[Dataset records]

########################################

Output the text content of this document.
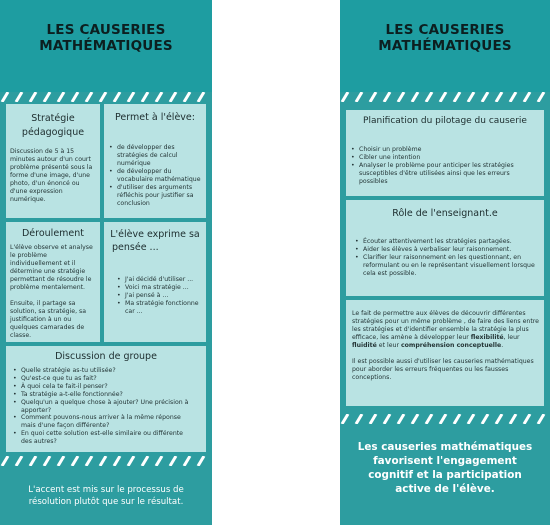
LES CAUSERIES
MATHÉMATIQUES
Stratégie
pédagogique
Discussion de 5 à 15 minutes autour d'un court problème présenté sous la forme d'une image, d'une photo, d'un énoncé ou d'une expression numérique.
Permet à l'élève:
• de développer des stratégies de calcul numérique
• de développer du vocabulaire mathématique
• d'utiliser des arguments réfléchis pour justifier sa conclusion
Déroulement
L'élève observe et analyse le problème individuellement et il détermine une stratégie permettant de résoudre le problème mentalement.
Ensuite, il partage sa solution, sa stratégie, sa justification à un ou quelques camarades de classe.
L'élève exprime sa
pensée ...
• J'ai décidé d'utiliser ...
• Voici ma stratégie ...
• J'ai pensé à ...
• Ma stratégie fonctionne car ...
Discussion de groupe
• Quelle stratégie as-tu utilisée?
• Qu'est-ce que tu as fait?
• À quoi cela te fait-il penser?
• Ta stratégie a-t-elle fonctionnée?
• Quelqu'un a quelque chose à ajouter? Une précision à apporter?
• Comment pouvons-nous arriver à la même réponse mais d'une façon différente?
• En quoi cette solution est-elle similaire ou différente des autres?
L'accent est mis sur le processus de
résolution plutôt que sur le résultat.
LES CAUSERIES
MATHÉMATIQUES
Planification du pilotage du causerie
• Choisir un problème
• Cibler une intention
• Analyser le problème pour anticiper les stratégies susceptibles d'être utilisées ainsi que les erreurs possibles
Rôle de l'enseignant.e
• Écouter attentivement les stratégies partagées.
• Aider les élèves à verbaliser leur raisonnement.
• Clarifier leur raisonnement en les questionnant, en reformulant ou en le représentant visuellement lorsque cela est possible.
Le fait de permettre aux élèves de découvrir différentes stratégies pour un même problème , de faire des liens entre les stratégies et d'identifier ensemble la stratégie la plus efficace, les amène à développer leur flexibilité, leur fluidité et leur compréhension conceptuelle.
Il est possible aussi d'utiliser les causeries mathématiques pour aborder les erreurs fréquentes ou les fausses conceptions.
Les causeries mathématiques
favorisent l'engagement
cognitif et la participation
active de l'élève.
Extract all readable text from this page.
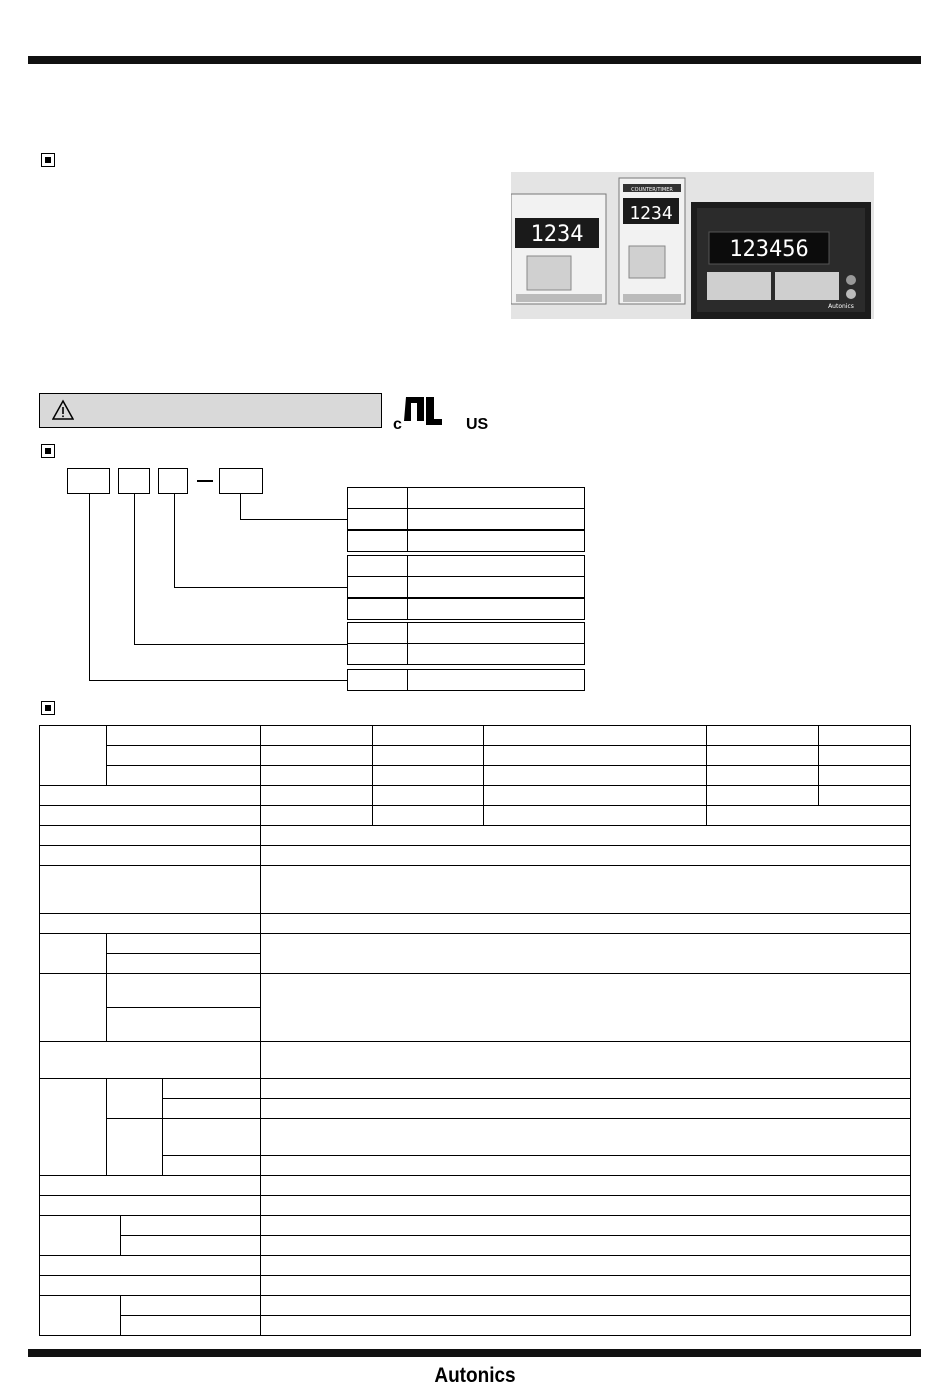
1234
COUNTER/TIMER
1234
123456
Autonics
c	US

Autonics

########################################

## YOUR INSTRUCTIONS:
Find and copy every line in the entries above where the string "cela" occurs.

## CORRECT RESULT:
• À quoi cela te fait-il penser?
• Clarifier leur raisonnement en les questionnant, en reformulant ou en le représentant visuellement lorsque cela est possible.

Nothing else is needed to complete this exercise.